■ Objective ■
Find how many lines contain the word "hide" and state that number alone.

+ + + + + + +

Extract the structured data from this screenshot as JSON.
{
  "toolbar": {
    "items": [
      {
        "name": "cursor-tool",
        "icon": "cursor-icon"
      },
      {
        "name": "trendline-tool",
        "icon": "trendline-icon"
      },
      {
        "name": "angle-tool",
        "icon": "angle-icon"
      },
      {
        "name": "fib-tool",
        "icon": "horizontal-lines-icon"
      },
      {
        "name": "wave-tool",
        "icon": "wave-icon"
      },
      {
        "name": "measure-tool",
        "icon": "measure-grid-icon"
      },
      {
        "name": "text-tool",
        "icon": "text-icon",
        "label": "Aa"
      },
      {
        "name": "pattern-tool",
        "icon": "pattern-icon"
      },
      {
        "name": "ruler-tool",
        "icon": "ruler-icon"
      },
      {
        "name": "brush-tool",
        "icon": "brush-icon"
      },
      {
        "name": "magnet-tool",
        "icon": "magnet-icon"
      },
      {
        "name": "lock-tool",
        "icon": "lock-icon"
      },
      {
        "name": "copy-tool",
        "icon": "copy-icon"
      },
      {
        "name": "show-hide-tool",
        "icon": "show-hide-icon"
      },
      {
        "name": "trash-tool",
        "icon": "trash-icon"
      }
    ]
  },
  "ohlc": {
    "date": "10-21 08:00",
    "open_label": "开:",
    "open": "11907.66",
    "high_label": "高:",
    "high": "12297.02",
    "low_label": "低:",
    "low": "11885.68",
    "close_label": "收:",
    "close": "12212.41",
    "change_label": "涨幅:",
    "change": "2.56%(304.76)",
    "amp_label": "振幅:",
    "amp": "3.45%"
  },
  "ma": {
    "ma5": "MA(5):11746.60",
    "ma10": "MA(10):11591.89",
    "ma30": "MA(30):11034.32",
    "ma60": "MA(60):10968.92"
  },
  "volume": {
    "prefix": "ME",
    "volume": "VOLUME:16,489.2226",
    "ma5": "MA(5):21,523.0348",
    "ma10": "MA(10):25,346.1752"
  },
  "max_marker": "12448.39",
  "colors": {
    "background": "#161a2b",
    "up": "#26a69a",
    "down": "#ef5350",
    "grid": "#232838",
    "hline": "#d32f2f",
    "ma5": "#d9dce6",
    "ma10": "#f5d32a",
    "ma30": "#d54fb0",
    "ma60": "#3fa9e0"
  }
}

+ + + + + + +

■ Result of this task ■
2